## EXERCISE TASK
Which lines of the records contain "meta"? Collect every one of them.

********

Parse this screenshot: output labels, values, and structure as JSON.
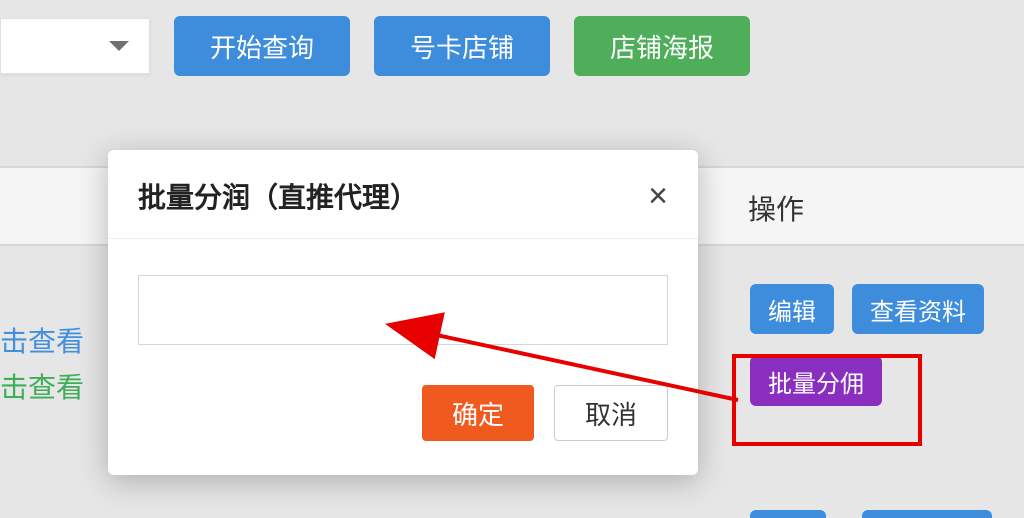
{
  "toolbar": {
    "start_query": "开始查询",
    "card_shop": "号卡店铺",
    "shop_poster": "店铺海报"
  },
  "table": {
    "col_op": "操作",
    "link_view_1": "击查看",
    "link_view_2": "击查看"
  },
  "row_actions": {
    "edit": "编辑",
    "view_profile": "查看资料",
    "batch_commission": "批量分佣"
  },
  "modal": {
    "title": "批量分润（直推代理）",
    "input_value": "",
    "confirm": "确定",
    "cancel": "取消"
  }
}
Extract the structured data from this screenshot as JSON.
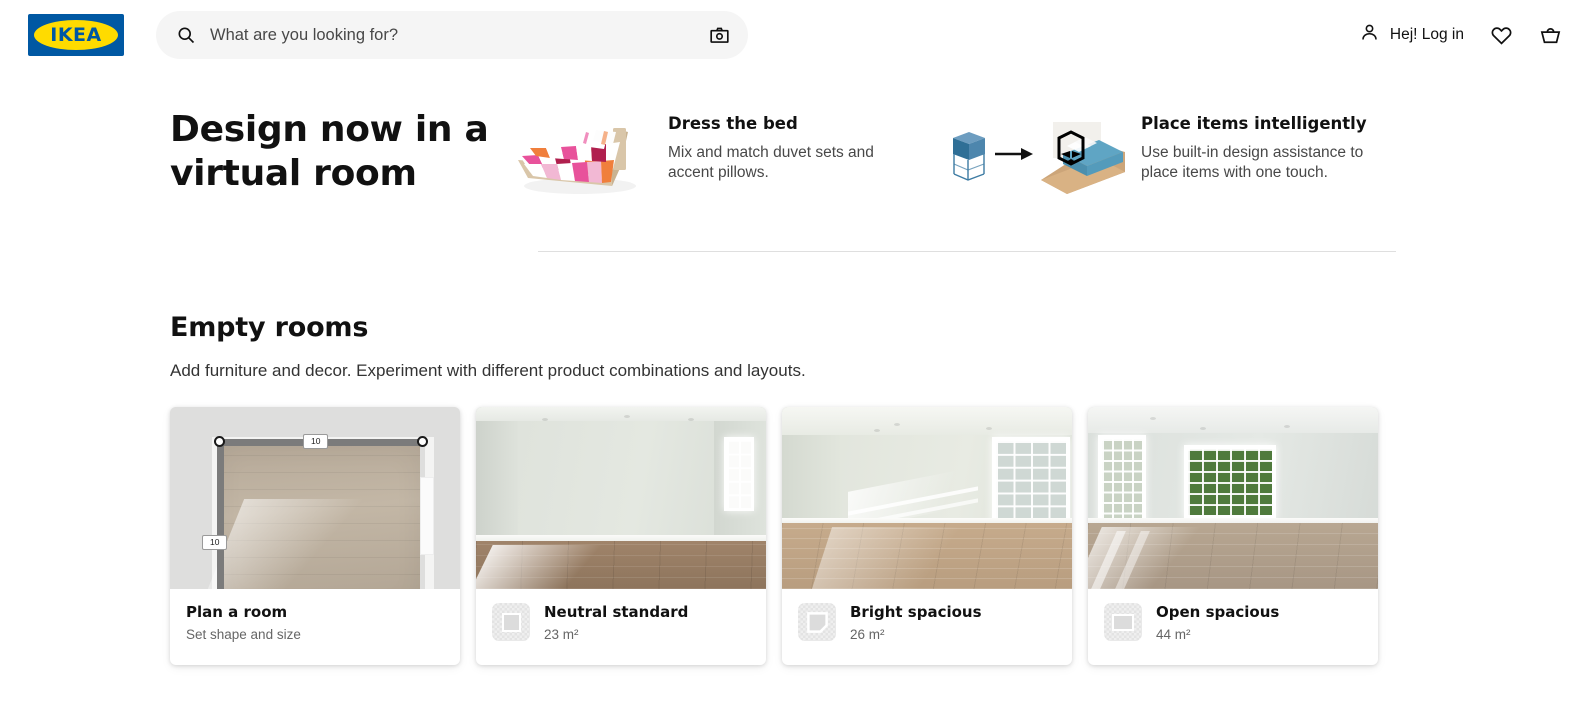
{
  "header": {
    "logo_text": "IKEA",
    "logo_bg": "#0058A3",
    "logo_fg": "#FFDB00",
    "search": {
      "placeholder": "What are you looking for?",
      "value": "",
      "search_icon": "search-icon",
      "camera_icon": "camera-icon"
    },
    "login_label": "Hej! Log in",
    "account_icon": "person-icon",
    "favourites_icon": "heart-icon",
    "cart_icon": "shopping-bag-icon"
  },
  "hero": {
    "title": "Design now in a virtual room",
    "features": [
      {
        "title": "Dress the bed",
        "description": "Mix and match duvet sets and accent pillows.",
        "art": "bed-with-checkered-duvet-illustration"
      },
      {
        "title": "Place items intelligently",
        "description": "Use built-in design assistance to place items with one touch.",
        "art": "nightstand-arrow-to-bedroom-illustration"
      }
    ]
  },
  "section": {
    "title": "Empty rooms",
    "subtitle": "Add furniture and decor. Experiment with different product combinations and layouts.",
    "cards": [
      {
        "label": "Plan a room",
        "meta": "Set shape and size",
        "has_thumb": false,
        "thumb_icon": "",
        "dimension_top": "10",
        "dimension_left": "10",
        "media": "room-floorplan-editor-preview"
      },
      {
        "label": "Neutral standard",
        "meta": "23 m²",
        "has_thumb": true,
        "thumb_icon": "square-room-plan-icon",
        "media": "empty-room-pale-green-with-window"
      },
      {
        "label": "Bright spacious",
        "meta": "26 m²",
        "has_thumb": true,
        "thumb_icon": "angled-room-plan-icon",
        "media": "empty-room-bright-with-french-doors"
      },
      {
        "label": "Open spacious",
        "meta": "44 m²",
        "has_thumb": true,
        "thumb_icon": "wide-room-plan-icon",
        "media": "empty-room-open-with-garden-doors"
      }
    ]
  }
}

********

## FINAL ANSWER
        "meta": "Set shape and size",
        "meta": "23 m²",
        "meta": "26 m²",
        "meta": "44 m²",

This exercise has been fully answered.